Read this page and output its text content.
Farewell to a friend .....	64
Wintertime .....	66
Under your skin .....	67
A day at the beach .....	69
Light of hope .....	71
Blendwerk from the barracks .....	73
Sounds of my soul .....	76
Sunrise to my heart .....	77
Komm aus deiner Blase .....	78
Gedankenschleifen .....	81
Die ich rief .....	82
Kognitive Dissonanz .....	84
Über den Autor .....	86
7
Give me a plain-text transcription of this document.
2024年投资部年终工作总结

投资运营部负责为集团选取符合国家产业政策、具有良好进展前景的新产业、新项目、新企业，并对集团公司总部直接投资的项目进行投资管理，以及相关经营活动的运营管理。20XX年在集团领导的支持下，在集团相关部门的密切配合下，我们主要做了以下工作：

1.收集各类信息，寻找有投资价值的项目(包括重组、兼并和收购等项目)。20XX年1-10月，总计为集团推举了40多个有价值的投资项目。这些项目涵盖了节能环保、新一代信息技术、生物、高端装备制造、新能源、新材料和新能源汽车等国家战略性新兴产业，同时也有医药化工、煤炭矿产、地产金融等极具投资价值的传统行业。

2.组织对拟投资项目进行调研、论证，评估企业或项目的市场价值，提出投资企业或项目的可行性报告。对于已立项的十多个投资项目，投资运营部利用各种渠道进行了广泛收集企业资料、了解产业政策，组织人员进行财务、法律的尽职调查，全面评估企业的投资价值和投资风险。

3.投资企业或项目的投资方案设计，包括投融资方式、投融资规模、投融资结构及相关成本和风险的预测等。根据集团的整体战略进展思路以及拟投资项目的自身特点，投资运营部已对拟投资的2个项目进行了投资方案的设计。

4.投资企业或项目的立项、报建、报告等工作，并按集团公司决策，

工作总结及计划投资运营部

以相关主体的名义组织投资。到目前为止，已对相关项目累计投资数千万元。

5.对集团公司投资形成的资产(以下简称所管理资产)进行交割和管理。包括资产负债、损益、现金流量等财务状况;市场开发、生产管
..............................
Return all of the entries word for word.

Read this page and output its text content.
Farewell to a friend .....	64
Wintertime .....	66
Under your skin .....	67
A day at the beach .....	69
Light of hope .....	71
Blendwerk from the barracks .....	73
Sounds of my soul .....	76
Sunrise to my heart .....	77
Komm aus deiner Blase .....	78
Gedankenschleifen .....	81
Die ich rief .....	82
Kognitive Dissonanz .....	84
Über den Autor .....	86
7
Give me a plain-text transcription of this document.
2024年投资部年终工作总结

投资运营部负责为集团选取符合国家产业政策、具有良好进展前景的新产业、新项目、新企业，并对集团公司总部直接投资的项目进行投资管理，以及相关经营活动的运营管理。20XX年在集团领导的支持下，在集团相关部门的密切配合下，我们主要做了以下工作：

1.收集各类信息，寻找有投资价值的项目(包括重组、兼并和收购等项目)。20XX年1-10月，总计为集团推举了40多个有价值的投资项目。这些项目涵盖了节能环保、新一代信息技术、生物、高端装备制造、新能源、新材料和新能源汽车等国家战略性新兴产业，同时也有医药化工、煤炭矿产、地产金融等极具投资价值的传统行业。

2.组织对拟投资项目进行调研、论证，评估企业或项目的市场价值，提出投资企业或项目的可行性报告。对于已立项的十多个投资项目，投资运营部利用各种渠道进行了广泛收集企业资料、了解产业政策，组织人员进行财务、法律的尽职调查，全面评估企业的投资价值和投资风险。

3.投资企业或项目的投资方案设计，包括投融资方式、投融资规模、投融资结构及相关成本和风险的预测等。根据集团的整体战略进展思路以及拟投资项目的自身特点，投资运营部已对拟投资的2个项目进行了投资方案的设计。

4.投资企业或项目的立项、报建、报告等工作，并按集团公司决策，

工作总结及计划投资运营部

以相关主体的名义组织投资。到目前为止，已对相关项目累计投资数千万元。

5.对集团公司投资形成的资产(以下简称所管理资产)进行交割和管理。包括资产负债、损益、现金流量等财务状况;市场开发、生产管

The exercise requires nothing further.